*Exercise data*.

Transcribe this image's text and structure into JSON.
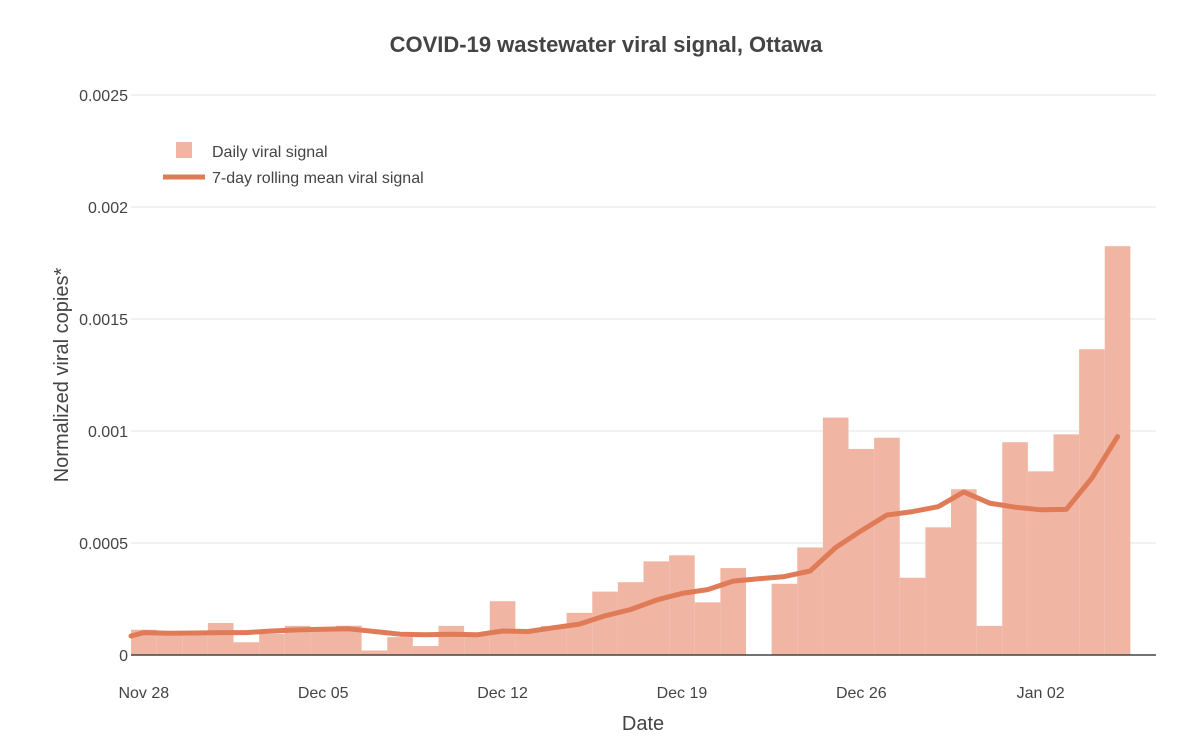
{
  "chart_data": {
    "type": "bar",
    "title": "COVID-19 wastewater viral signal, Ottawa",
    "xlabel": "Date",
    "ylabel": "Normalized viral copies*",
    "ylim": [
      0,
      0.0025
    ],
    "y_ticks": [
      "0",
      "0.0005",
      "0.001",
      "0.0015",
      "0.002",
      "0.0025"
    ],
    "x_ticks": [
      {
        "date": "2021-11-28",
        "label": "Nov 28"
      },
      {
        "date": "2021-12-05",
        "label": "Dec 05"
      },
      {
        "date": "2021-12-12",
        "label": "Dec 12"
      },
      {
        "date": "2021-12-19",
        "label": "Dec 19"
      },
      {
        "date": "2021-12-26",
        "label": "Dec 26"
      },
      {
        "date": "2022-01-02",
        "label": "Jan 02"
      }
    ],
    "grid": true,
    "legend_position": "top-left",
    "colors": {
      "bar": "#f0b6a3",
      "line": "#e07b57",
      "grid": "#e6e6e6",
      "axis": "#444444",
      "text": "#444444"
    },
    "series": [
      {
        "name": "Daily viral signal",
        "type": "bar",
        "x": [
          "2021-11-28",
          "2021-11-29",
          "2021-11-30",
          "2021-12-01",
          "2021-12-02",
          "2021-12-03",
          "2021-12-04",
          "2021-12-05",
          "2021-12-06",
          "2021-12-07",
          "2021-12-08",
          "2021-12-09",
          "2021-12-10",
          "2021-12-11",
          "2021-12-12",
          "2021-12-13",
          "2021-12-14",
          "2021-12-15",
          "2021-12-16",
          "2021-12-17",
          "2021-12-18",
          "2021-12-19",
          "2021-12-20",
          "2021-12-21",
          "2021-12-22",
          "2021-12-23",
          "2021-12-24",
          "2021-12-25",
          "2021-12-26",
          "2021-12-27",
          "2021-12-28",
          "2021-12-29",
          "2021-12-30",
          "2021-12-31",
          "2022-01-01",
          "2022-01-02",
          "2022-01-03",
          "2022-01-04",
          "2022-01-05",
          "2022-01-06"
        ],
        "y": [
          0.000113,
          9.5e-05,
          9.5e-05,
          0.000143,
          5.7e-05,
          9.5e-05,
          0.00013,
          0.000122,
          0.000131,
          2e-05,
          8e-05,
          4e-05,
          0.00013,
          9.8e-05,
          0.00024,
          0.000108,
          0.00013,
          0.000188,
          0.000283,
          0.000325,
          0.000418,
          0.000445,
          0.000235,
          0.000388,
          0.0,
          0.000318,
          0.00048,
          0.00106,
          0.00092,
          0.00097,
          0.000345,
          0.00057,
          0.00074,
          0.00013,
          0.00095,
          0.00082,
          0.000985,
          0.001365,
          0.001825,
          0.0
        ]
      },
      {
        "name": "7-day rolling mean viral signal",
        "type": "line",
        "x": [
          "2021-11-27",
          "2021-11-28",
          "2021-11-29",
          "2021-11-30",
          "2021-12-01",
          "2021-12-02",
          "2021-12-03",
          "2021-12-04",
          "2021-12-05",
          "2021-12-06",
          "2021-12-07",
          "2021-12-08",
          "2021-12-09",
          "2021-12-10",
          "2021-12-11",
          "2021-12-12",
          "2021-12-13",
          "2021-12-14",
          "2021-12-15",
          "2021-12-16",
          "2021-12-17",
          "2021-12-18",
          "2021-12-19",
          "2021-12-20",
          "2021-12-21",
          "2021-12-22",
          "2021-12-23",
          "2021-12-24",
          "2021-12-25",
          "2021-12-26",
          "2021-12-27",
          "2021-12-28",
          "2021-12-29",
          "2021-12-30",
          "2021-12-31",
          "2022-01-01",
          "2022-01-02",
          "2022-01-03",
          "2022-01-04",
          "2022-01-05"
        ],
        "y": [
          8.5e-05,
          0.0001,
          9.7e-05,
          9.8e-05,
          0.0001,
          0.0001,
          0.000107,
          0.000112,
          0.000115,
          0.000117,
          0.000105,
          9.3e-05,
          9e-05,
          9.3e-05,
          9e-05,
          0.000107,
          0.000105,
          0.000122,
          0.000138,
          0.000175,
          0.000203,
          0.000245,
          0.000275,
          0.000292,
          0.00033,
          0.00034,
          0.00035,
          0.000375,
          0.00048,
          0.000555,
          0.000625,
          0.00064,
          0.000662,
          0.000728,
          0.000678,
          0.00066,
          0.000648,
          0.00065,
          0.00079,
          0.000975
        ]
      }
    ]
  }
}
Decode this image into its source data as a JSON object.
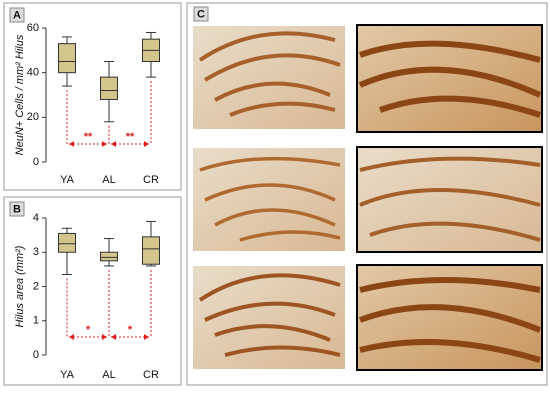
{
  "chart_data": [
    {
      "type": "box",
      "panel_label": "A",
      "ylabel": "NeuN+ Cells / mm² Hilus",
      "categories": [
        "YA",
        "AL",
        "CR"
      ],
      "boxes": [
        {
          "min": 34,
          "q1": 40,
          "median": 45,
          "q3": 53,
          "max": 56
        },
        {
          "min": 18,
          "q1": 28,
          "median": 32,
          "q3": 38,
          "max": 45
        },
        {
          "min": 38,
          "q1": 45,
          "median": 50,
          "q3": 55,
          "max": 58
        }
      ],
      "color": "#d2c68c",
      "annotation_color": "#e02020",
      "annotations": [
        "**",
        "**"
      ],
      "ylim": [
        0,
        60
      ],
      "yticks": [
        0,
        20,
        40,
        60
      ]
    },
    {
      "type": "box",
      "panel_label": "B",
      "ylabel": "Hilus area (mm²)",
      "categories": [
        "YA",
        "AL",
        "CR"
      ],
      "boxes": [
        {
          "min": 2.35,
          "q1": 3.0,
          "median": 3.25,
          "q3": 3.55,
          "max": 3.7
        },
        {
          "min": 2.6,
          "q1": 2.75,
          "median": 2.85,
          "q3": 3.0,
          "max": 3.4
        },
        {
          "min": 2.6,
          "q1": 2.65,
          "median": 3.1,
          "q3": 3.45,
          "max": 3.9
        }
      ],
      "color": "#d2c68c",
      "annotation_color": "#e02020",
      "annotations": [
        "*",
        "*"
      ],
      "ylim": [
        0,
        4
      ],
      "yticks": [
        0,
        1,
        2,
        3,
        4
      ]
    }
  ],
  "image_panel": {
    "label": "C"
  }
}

*Problem description*. Go through the listing above and state how many of its lines contain "signal", with no other words.

*Reply to the task*. 3